___ Extrait du document

Il s'agit d'une affection due à l'action de la toxine botulique produite par une bactérie appelée Clostridium botulinum. Cette maladie touche à la fois l'homme et les animaux, mais aucun cas de transmission de l'un à l'autre n'a jamais été observé et il n'existe, par ailleurs, aucune contagion interhumaine. Cette toxine est également utilisée pour préparer le Botox, un produit destiné à des fins cosmétiques ou thérapeutiques.
Cette toxine se développe notamment dans les aliments mal conservés et n'ayant pas subi de processus poussé de stérilisation, comme de la charcuterie, des conserves familiales ou artisanales, précise l'Institut Pasteur. Ele est "la plus puissante du monde végétal, microbien ou encore animal. Elle est plus puissante que le cyanure", indique la docteure Christelle Mazuet, responsable du centre national de référence Bactéries anaérobies et botulisme de l'Institut Pasteur, au Parisien.

______

### Consigne
Relevez tous les aliments que l'extrait sur la toxine botulique cite en exemple d'aliments mal conservés où cette toxine se développe.

___ Données fournies

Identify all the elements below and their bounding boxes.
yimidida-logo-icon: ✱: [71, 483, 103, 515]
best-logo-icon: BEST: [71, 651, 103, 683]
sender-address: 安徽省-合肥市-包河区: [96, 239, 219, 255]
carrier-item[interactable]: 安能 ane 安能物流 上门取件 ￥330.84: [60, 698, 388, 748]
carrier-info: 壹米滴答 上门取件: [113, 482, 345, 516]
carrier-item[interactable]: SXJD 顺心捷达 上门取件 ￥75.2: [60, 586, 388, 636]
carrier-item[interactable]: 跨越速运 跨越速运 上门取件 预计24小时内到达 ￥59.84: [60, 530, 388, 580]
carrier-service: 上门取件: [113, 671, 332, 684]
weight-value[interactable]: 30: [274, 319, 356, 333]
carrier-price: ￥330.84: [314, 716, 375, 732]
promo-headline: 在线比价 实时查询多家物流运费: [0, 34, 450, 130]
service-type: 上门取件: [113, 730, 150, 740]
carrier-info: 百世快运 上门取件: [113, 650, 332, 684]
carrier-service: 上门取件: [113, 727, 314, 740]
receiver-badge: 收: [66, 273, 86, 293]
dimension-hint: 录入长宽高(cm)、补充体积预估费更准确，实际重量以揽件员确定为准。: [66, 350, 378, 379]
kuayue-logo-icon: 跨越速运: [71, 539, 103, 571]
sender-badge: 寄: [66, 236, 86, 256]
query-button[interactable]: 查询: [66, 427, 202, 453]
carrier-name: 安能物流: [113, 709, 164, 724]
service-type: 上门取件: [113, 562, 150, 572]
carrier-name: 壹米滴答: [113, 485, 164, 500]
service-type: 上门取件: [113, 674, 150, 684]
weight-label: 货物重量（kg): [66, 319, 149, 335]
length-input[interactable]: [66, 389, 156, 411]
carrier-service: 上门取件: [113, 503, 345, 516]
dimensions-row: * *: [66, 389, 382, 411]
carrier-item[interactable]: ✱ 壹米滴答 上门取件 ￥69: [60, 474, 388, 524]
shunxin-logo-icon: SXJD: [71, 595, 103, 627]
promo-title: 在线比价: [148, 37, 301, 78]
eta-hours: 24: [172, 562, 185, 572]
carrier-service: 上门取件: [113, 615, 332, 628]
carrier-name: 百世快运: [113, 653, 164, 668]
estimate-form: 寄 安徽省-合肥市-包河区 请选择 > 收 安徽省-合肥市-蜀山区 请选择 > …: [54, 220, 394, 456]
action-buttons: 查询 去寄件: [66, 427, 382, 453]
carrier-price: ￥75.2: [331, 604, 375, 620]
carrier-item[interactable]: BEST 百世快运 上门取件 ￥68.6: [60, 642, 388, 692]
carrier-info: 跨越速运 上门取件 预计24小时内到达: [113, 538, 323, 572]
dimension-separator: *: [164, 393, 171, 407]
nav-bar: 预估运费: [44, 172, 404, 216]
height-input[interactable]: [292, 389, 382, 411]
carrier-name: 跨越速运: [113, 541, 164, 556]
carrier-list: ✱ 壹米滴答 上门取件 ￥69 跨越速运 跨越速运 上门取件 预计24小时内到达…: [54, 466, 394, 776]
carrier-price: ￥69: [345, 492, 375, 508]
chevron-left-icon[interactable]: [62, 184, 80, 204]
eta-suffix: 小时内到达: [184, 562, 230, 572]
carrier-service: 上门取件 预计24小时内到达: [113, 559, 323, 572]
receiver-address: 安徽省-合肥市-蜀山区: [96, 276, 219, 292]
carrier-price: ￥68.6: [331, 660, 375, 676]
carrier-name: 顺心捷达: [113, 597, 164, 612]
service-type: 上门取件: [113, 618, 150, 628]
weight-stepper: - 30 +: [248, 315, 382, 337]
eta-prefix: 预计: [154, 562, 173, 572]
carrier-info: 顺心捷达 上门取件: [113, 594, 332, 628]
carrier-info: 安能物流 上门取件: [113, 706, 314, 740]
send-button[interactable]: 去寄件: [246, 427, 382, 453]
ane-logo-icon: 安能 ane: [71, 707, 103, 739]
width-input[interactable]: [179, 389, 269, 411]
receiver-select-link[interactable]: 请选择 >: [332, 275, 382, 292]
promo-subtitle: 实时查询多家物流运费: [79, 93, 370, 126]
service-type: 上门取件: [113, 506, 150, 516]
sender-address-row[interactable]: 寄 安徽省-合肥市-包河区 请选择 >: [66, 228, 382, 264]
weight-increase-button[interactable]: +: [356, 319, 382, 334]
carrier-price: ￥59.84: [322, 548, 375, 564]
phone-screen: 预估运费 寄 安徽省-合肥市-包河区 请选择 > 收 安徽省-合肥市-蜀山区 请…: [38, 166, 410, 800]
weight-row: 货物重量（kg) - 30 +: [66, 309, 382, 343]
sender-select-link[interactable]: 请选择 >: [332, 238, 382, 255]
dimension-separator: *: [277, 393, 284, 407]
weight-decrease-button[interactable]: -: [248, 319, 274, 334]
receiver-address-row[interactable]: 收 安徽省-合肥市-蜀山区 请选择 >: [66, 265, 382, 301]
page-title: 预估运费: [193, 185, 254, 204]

______

### Exercice corrigé
- la charcuterie
- les conserves familiales
- les conserves artisanales